## Exercise details
Write every record out again exactly, and keep images out of it.

* start *

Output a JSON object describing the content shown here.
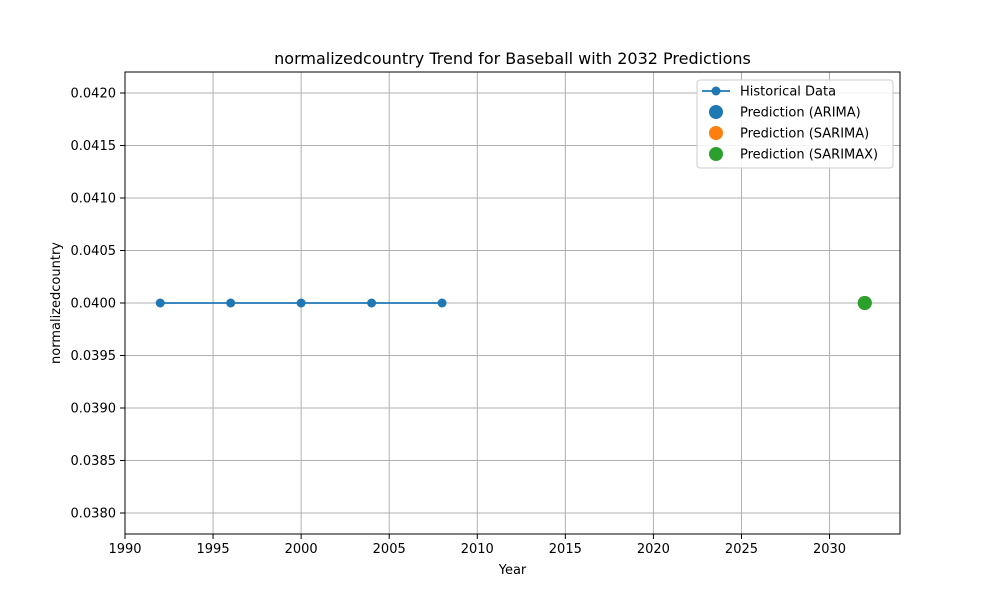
{
  "chart_data": {
    "type": "line",
    "title": "normalizedcountry Trend for Baseball with 2032 Predictions",
    "xlabel": "Year",
    "ylabel": "normalizedcountry",
    "xlim": [
      1990,
      2034
    ],
    "ylim": [
      0.0378,
      0.0422
    ],
    "x_ticks": [
      1990,
      1995,
      2000,
      2005,
      2010,
      2015,
      2020,
      2025,
      2030
    ],
    "y_ticks": [
      0.038,
      0.0385,
      0.039,
      0.0395,
      0.04,
      0.0405,
      0.041,
      0.0415,
      0.042
    ],
    "y_tick_labels": [
      "0.0380",
      "0.0385",
      "0.0390",
      "0.0395",
      "0.0400",
      "0.0405",
      "0.0410",
      "0.0415",
      "0.0420"
    ],
    "grid": true,
    "legend_position": "top-right",
    "series": [
      {
        "name": "Historical Data",
        "kind": "line-markers",
        "color": "#1f77b4",
        "x": [
          1992,
          1996,
          2000,
          2004,
          2008
        ],
        "y": [
          0.04,
          0.04,
          0.04,
          0.04,
          0.04
        ]
      },
      {
        "name": "Prediction (ARIMA)",
        "kind": "scatter",
        "color": "#1f77b4",
        "x": [
          2032
        ],
        "y": [
          0.04
        ]
      },
      {
        "name": "Prediction (SARIMA)",
        "kind": "scatter",
        "color": "#ff7f0e",
        "x": [
          2032
        ],
        "y": [
          0.04
        ]
      },
      {
        "name": "Prediction (SARIMAX)",
        "kind": "scatter",
        "color": "#2ca02c",
        "x": [
          2032
        ],
        "y": [
          0.04
        ]
      }
    ]
  }
}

* end *

## The output
Output a JSON object describing the content shown here.
{
  "chart_data": {
    "type": "line",
    "title": "normalizedcountry Trend for Baseball with 2032 Predictions",
    "xlabel": "Year",
    "ylabel": "normalizedcountry",
    "xlim": [
      1990,
      2034
    ],
    "ylim": [
      0.0378,
      0.0422
    ],
    "x_ticks": [
      1990,
      1995,
      2000,
      2005,
      2010,
      2015,
      2020,
      2025,
      2030
    ],
    "y_ticks": [
      0.038,
      0.0385,
      0.039,
      0.0395,
      0.04,
      0.0405,
      0.041,
      0.0415,
      0.042
    ],
    "y_tick_labels": [
      "0.0380",
      "0.0385",
      "0.0390",
      "0.0395",
      "0.0400",
      "0.0405",
      "0.0410",
      "0.0415",
      "0.0420"
    ],
    "grid": true,
    "legend_position": "top-right",
    "series": [
      {
        "name": "Historical Data",
        "kind": "line-markers",
        "color": "#1f77b4",
        "x": [
          1992,
          1996,
          2000,
          2004,
          2008
        ],
        "y": [
          0.04,
          0.04,
          0.04,
          0.04,
          0.04
        ]
      },
      {
        "name": "Prediction (ARIMA)",
        "kind": "scatter",
        "color": "#1f77b4",
        "x": [
          2032
        ],
        "y": [
          0.04
        ]
      },
      {
        "name": "Prediction (SARIMA)",
        "kind": "scatter",
        "color": "#ff7f0e",
        "x": [
          2032
        ],
        "y": [
          0.04
        ]
      },
      {
        "name": "Prediction (SARIMAX)",
        "kind": "scatter",
        "color": "#2ca02c",
        "x": [
          2032
        ],
        "y": [
          0.04
        ]
      }
    ]
  }
}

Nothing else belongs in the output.